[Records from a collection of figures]
----

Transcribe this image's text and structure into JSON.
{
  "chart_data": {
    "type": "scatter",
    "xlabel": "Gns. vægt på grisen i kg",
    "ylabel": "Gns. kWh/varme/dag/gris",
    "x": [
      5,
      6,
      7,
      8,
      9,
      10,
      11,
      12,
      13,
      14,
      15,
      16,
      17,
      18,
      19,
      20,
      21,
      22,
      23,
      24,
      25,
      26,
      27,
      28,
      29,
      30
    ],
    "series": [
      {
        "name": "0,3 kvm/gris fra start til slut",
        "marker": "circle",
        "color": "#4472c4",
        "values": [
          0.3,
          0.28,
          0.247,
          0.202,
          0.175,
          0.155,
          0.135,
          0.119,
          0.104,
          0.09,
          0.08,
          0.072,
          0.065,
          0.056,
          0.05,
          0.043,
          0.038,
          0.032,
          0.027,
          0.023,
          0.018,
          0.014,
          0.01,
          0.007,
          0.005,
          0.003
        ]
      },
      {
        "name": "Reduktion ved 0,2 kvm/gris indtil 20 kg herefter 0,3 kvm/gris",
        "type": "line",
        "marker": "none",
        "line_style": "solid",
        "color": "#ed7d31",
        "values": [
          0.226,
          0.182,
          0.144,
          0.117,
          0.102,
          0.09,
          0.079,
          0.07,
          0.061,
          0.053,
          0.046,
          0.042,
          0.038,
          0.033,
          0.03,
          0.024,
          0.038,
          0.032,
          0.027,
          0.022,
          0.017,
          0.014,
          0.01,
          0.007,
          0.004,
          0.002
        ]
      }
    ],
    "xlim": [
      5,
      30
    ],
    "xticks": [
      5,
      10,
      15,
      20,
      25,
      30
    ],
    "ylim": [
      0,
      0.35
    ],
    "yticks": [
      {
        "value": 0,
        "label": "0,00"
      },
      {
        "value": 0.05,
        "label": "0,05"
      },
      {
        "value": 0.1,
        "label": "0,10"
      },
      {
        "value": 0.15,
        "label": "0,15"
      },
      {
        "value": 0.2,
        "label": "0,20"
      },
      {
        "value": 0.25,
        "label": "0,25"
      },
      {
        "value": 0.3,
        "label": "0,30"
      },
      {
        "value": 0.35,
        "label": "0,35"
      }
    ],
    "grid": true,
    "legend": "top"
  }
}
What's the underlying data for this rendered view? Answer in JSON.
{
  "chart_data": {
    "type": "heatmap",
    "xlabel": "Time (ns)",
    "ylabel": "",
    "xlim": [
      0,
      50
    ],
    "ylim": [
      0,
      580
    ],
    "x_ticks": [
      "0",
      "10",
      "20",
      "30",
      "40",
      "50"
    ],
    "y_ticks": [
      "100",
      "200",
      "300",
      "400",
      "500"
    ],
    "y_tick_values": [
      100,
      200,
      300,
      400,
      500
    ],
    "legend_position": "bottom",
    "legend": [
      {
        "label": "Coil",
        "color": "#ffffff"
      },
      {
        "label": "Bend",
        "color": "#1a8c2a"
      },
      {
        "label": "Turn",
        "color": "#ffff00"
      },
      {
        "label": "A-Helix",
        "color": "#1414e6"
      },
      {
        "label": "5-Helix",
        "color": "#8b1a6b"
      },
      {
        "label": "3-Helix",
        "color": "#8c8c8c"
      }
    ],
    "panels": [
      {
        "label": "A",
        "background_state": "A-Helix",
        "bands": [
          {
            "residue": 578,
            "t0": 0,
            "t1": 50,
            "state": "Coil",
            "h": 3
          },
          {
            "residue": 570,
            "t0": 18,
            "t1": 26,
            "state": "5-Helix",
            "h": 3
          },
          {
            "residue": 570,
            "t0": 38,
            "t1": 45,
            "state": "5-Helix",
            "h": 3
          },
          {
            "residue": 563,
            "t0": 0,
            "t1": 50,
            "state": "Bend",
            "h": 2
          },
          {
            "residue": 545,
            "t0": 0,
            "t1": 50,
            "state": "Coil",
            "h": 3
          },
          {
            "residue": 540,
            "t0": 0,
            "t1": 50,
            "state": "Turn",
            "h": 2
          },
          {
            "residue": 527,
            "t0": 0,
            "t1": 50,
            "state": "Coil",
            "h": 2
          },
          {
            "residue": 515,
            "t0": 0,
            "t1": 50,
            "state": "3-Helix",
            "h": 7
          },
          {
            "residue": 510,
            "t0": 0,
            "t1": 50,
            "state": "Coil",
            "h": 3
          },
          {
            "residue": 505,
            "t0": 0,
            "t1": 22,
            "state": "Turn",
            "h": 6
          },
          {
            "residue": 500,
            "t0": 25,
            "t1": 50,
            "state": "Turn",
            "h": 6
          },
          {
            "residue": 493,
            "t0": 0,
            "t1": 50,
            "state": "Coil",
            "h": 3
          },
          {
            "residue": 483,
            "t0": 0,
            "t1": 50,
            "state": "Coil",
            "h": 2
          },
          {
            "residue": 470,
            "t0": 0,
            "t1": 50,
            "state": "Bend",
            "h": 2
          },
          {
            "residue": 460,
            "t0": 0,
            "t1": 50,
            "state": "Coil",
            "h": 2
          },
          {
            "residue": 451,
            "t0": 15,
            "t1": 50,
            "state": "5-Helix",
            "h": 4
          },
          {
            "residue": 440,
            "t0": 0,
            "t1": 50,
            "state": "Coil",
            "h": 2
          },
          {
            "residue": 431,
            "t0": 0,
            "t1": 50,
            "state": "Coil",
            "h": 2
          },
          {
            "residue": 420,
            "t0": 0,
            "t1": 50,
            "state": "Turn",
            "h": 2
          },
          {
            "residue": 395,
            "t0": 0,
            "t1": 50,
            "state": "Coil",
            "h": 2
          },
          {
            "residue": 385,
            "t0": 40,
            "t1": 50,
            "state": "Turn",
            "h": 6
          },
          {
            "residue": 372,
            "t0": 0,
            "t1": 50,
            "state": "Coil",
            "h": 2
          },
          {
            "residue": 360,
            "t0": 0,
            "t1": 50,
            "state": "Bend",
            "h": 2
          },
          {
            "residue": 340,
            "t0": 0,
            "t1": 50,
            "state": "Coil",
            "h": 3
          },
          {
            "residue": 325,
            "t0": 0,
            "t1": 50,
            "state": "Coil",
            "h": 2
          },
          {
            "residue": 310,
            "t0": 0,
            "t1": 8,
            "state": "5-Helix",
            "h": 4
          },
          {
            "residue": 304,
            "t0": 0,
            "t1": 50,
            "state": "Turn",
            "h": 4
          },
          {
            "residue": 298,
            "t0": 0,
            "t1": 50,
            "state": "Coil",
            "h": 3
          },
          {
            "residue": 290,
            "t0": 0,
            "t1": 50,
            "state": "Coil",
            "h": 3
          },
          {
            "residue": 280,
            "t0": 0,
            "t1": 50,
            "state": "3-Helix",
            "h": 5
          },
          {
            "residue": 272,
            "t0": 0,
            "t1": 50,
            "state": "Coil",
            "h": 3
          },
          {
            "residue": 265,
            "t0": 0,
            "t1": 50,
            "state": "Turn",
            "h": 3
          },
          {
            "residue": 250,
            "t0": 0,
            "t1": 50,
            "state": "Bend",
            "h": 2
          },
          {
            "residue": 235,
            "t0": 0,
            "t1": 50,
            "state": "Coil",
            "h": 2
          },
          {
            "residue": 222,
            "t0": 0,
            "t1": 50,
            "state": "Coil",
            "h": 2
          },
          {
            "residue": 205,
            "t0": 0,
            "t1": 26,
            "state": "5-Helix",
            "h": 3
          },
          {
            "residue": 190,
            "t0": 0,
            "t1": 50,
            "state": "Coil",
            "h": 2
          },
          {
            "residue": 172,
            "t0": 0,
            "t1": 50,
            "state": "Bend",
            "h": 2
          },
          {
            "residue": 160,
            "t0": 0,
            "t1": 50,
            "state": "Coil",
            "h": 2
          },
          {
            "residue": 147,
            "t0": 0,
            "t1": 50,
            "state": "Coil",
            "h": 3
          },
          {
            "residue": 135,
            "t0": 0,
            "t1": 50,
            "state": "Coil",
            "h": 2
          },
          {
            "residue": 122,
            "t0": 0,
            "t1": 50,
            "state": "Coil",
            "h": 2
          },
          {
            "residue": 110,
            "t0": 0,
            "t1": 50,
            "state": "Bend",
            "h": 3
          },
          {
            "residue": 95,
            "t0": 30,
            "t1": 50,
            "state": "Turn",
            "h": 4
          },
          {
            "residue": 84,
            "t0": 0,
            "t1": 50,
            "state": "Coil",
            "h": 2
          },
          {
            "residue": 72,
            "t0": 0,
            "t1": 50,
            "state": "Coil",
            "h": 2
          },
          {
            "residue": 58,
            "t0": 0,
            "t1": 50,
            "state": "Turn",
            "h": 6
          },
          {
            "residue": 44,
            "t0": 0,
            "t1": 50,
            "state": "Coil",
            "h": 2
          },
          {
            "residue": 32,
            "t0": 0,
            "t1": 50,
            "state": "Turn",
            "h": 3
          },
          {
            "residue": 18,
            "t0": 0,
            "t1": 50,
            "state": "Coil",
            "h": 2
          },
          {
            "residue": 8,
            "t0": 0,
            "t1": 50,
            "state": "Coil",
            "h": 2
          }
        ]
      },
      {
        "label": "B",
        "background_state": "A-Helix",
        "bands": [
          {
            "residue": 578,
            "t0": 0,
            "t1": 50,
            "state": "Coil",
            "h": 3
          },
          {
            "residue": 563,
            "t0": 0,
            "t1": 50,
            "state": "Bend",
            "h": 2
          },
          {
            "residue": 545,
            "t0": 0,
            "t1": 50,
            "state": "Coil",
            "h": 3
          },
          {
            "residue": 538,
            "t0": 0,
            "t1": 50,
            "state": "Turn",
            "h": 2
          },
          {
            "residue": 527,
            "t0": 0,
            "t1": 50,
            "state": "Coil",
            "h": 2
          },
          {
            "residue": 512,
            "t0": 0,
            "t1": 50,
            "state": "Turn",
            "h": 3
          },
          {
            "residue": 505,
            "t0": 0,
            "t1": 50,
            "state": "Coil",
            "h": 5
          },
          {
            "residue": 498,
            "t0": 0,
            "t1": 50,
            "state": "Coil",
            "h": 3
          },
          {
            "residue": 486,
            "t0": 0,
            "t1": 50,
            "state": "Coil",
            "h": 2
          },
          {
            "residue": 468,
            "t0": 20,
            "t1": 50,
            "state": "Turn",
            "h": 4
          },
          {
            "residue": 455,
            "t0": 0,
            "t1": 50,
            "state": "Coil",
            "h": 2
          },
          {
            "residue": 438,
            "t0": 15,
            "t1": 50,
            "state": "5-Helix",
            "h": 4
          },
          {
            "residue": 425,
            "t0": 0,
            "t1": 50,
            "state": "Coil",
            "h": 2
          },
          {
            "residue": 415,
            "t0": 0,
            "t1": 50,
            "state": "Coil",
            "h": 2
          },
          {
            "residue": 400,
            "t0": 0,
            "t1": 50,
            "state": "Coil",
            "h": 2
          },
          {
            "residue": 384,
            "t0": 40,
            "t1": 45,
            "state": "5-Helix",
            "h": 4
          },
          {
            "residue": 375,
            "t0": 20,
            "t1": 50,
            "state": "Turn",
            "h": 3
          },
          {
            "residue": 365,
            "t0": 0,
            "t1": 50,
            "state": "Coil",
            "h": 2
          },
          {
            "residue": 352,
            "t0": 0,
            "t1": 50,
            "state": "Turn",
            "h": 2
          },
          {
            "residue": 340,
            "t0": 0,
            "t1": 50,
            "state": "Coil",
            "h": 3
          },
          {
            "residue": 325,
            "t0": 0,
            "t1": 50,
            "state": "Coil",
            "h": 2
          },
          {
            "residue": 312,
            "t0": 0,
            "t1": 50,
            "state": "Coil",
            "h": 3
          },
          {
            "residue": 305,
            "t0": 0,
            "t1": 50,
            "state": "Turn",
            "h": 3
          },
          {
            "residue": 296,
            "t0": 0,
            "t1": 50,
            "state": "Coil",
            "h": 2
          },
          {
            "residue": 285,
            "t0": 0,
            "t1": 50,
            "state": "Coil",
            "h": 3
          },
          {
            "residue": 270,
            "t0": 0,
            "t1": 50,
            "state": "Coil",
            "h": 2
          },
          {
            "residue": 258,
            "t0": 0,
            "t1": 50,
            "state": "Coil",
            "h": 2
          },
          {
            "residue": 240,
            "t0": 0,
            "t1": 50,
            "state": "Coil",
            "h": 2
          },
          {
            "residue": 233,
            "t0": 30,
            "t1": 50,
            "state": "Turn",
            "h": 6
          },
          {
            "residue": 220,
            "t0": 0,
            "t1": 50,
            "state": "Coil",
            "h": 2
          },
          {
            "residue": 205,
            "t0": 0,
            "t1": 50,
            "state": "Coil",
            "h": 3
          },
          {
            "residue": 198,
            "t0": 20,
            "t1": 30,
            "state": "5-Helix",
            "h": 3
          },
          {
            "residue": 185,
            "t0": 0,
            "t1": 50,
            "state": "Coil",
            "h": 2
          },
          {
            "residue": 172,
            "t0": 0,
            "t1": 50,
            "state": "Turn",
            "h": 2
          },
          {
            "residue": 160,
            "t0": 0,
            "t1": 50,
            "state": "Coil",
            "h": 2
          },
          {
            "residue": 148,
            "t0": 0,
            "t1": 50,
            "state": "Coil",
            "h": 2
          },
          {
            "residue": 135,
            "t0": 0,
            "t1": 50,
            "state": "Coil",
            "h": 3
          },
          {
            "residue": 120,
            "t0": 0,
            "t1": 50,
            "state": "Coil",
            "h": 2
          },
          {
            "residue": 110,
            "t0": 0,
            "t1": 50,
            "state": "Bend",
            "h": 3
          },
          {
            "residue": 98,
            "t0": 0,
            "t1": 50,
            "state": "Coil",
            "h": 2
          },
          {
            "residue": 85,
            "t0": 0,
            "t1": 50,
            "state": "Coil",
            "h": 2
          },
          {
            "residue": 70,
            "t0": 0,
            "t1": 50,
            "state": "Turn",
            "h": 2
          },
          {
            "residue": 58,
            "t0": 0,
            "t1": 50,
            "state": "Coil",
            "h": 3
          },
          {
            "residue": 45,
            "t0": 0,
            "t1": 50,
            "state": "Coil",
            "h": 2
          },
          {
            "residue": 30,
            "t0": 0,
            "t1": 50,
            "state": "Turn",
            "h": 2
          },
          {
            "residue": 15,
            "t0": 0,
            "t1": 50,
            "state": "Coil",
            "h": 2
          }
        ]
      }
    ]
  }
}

----

The request: Only a number is needed: how many lines of the material above contain "color"?

Output below: 8